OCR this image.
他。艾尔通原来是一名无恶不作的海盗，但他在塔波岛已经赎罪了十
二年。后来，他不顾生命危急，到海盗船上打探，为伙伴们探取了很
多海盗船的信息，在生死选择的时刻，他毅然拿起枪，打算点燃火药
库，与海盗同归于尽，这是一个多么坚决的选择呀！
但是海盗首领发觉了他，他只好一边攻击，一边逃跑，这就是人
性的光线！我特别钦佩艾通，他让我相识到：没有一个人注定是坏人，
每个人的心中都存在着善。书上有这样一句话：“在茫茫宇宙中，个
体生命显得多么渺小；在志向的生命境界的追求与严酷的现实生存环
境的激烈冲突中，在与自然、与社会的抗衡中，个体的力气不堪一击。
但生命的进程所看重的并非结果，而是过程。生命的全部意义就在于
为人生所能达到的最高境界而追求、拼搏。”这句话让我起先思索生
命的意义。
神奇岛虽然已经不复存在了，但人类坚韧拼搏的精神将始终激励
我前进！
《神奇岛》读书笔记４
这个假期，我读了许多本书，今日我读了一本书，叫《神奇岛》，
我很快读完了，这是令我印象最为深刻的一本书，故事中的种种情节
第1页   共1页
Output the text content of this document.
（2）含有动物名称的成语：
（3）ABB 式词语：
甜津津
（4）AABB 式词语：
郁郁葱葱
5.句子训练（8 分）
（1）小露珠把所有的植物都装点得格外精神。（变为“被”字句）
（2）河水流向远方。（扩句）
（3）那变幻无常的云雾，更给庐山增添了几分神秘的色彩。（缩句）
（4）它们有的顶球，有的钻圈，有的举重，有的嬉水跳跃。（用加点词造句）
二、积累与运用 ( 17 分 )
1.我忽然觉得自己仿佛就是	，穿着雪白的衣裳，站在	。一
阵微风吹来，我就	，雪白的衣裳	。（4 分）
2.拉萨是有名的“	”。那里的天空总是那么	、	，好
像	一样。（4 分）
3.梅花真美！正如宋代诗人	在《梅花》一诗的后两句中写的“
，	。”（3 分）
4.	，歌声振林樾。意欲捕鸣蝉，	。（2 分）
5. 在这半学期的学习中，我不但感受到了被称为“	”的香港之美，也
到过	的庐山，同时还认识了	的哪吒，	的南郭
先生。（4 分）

········

What you need to do
From the data above, gather every line that includes the word "this".

Correct answer
OCR this image.
Output the text content of this document.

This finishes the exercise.